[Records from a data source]
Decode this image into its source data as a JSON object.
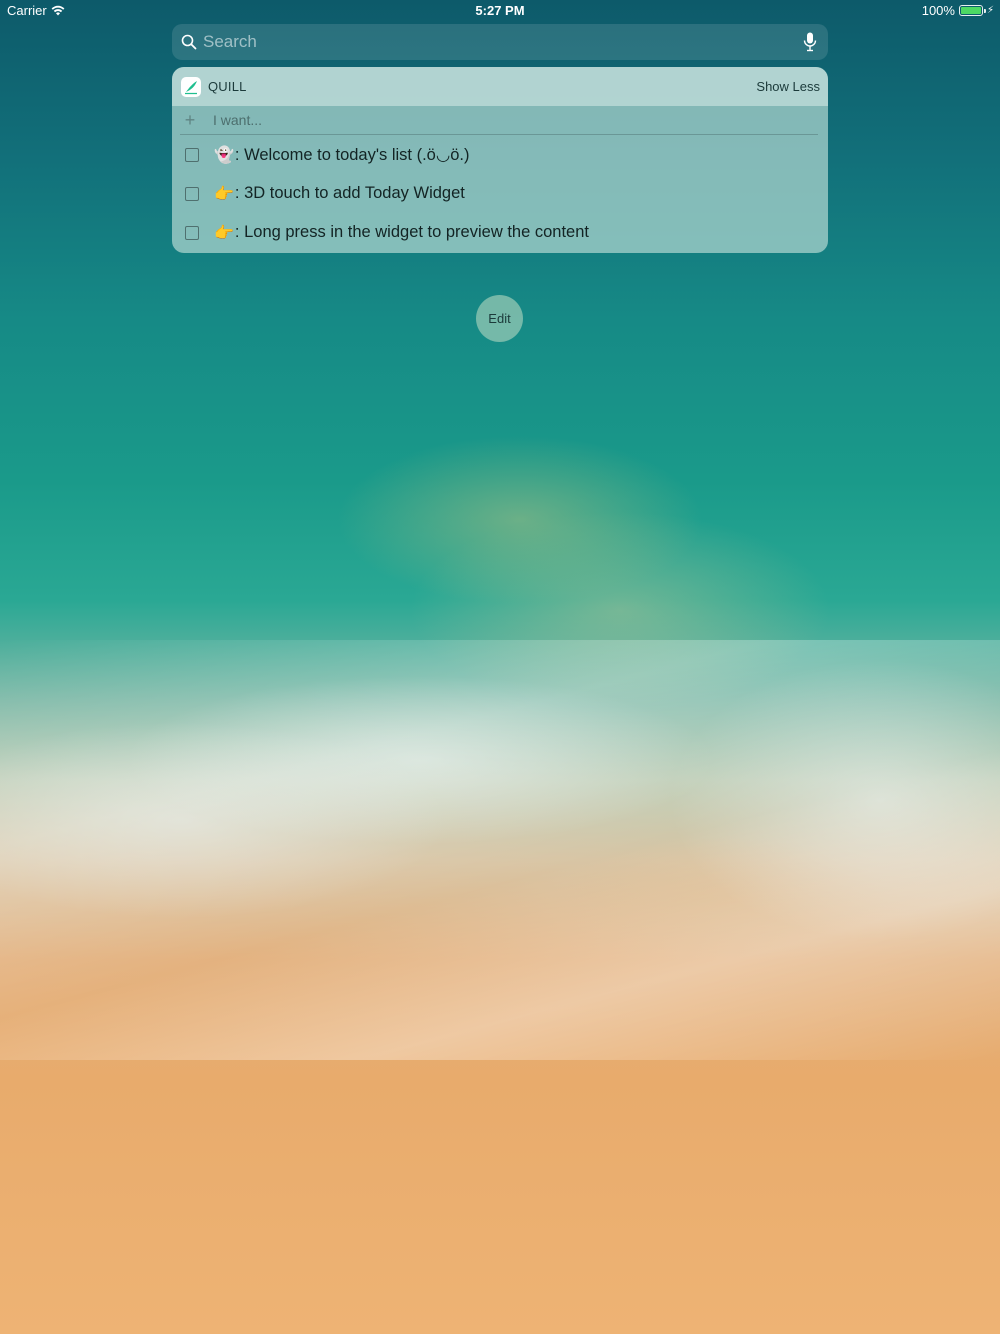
{
  "status_bar": {
    "carrier": "Carrier",
    "time": "5:27 PM",
    "battery": "100%"
  },
  "search": {
    "placeholder": "Search"
  },
  "widget": {
    "app_name": "QUILL",
    "toggle_label": "Show Less",
    "add_placeholder": "I want...",
    "items": [
      {
        "emoji": "👻",
        "text": ": Welcome to today's list (.ö◡ö.)",
        "checked": false
      },
      {
        "emoji": "👉",
        "text": ": 3D touch to add Today Widget",
        "checked": false
      },
      {
        "emoji": "👉",
        "text": ": Long press in the widget to preview the content",
        "checked": false
      }
    ]
  },
  "edit_button": {
    "label": "Edit"
  },
  "colors": {
    "battery": "#4cd964",
    "accent": "#1fbf8f"
  }
}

Work to be completed:
Without the pictures, output the full listing exactly as it stands.

Result of the exercise:
Decode this image into its source data as a JSON object.
{
  "status_bar": {
    "carrier": "Carrier",
    "time": "5:27 PM",
    "battery": "100%"
  },
  "search": {
    "placeholder": "Search"
  },
  "widget": {
    "app_name": "QUILL",
    "toggle_label": "Show Less",
    "add_placeholder": "I want...",
    "items": [
      {
        "emoji": "👻",
        "text": ": Welcome to today's list (.ö◡ö.)",
        "checked": false
      },
      {
        "emoji": "👉",
        "text": ": 3D touch to add Today Widget",
        "checked": false
      },
      {
        "emoji": "👉",
        "text": ": Long press in the widget to preview the content",
        "checked": false
      }
    ]
  },
  "edit_button": {
    "label": "Edit"
  },
  "colors": {
    "battery": "#4cd964",
    "accent": "#1fbf8f"
  }
}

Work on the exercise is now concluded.